**Objective:** Your task is to copy every record exactly.

Saved data entries:
+---+

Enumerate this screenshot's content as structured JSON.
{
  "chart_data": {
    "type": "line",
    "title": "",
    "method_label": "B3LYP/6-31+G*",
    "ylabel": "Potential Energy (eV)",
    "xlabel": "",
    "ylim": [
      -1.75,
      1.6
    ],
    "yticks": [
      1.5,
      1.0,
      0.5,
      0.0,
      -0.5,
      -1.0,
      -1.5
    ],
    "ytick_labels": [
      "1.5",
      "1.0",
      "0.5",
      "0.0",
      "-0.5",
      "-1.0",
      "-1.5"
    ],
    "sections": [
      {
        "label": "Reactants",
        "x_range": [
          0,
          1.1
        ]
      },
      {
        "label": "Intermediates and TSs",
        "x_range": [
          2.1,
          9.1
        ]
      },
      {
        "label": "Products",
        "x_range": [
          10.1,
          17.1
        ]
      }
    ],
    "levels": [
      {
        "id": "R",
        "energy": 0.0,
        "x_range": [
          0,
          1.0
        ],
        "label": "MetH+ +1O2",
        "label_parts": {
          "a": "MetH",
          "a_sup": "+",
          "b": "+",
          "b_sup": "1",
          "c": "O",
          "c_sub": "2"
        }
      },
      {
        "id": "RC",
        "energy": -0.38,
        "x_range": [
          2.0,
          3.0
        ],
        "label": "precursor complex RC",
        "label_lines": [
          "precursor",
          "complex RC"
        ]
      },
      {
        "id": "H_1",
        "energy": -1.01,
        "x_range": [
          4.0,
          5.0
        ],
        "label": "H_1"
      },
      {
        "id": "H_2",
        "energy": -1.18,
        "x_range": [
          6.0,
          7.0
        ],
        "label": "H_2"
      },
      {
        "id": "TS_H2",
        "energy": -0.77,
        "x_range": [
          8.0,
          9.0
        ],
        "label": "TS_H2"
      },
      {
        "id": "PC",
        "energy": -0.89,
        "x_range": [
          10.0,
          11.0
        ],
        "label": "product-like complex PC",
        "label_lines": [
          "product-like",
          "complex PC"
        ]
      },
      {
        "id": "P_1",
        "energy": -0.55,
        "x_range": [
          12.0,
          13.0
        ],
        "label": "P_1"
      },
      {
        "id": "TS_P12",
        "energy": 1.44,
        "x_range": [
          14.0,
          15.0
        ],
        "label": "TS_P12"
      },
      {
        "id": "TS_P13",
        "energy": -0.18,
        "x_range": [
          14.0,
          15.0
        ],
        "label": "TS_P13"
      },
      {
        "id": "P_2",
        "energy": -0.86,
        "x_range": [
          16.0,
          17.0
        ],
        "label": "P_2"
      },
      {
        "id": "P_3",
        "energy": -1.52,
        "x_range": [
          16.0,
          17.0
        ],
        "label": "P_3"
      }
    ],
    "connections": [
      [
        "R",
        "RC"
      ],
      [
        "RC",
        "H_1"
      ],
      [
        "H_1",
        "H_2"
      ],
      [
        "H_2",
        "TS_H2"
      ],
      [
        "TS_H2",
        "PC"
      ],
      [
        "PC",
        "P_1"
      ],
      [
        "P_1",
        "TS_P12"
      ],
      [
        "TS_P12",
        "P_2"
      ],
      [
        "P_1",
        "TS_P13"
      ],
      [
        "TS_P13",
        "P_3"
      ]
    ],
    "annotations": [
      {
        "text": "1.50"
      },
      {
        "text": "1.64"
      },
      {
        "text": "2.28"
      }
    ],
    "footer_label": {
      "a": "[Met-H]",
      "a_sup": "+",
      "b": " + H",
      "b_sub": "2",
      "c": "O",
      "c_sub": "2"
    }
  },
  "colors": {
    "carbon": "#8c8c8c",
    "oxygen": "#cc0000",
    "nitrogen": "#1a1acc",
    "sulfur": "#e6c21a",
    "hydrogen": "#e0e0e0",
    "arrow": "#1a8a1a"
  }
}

+---+

**Correct output:**
Enumerate this screenshot's content as structured JSON.
{
  "chart_data": {
    "type": "line",
    "title": "",
    "method_label": "B3LYP/6-31+G*",
    "ylabel": "Potential Energy (eV)",
    "xlabel": "",
    "ylim": [
      -1.75,
      1.6
    ],
    "yticks": [
      1.5,
      1.0,
      0.5,
      0.0,
      -0.5,
      -1.0,
      -1.5
    ],
    "ytick_labels": [
      "1.5",
      "1.0",
      "0.5",
      "0.0",
      "-0.5",
      "-1.0",
      "-1.5"
    ],
    "sections": [
      {
        "label": "Reactants",
        "x_range": [
          0,
          1.1
        ]
      },
      {
        "label": "Intermediates and TSs",
        "x_range": [
          2.1,
          9.1
        ]
      },
      {
        "label": "Products",
        "x_range": [
          10.1,
          17.1
        ]
      }
    ],
    "levels": [
      {
        "id": "R",
        "energy": 0.0,
        "x_range": [
          0,
          1.0
        ],
        "label": "MetH+ +1O2",
        "label_parts": {
          "a": "MetH",
          "a_sup": "+",
          "b": "+",
          "b_sup": "1",
          "c": "O",
          "c_sub": "2"
        }
      },
      {
        "id": "RC",
        "energy": -0.38,
        "x_range": [
          2.0,
          3.0
        ],
        "label": "precursor complex RC",
        "label_lines": [
          "precursor",
          "complex RC"
        ]
      },
      {
        "id": "H_1",
        "energy": -1.01,
        "x_range": [
          4.0,
          5.0
        ],
        "label": "H_1"
      },
      {
        "id": "H_2",
        "energy": -1.18,
        "x_range": [
          6.0,
          7.0
        ],
        "label": "H_2"
      },
      {
        "id": "TS_H2",
        "energy": -0.77,
        "x_range": [
          8.0,
          9.0
        ],
        "label": "TS_H2"
      },
      {
        "id": "PC",
        "energy": -0.89,
        "x_range": [
          10.0,
          11.0
        ],
        "label": "product-like complex PC",
        "label_lines": [
          "product-like",
          "complex PC"
        ]
      },
      {
        "id": "P_1",
        "energy": -0.55,
        "x_range": [
          12.0,
          13.0
        ],
        "label": "P_1"
      },
      {
        "id": "TS_P12",
        "energy": 1.44,
        "x_range": [
          14.0,
          15.0
        ],
        "label": "TS_P12"
      },
      {
        "id": "TS_P13",
        "energy": -0.18,
        "x_range": [
          14.0,
          15.0
        ],
        "label": "TS_P13"
      },
      {
        "id": "P_2",
        "energy": -0.86,
        "x_range": [
          16.0,
          17.0
        ],
        "label": "P_2"
      },
      {
        "id": "P_3",
        "energy": -1.52,
        "x_range": [
          16.0,
          17.0
        ],
        "label": "P_3"
      }
    ],
    "connections": [
      [
        "R",
        "RC"
      ],
      [
        "RC",
        "H_1"
      ],
      [
        "H_1",
        "H_2"
      ],
      [
        "H_2",
        "TS_H2"
      ],
      [
        "TS_H2",
        "PC"
      ],
      [
        "PC",
        "P_1"
      ],
      [
        "P_1",
        "TS_P12"
      ],
      [
        "TS_P12",
        "P_2"
      ],
      [
        "P_1",
        "TS_P13"
      ],
      [
        "TS_P13",
        "P_3"
      ]
    ],
    "annotations": [
      {
        "text": "1.50"
      },
      {
        "text": "1.64"
      },
      {
        "text": "2.28"
      }
    ],
    "footer_label": {
      "a": "[Met-H]",
      "a_sup": "+",
      "b": " + H",
      "b_sub": "2",
      "c": "O",
      "c_sub": "2"
    }
  },
  "colors": {
    "carbon": "#8c8c8c",
    "oxygen": "#cc0000",
    "nitrogen": "#1a1acc",
    "sulfur": "#e6c21a",
    "hydrogen": "#e0e0e0",
    "arrow": "#1a8a1a"
  }
}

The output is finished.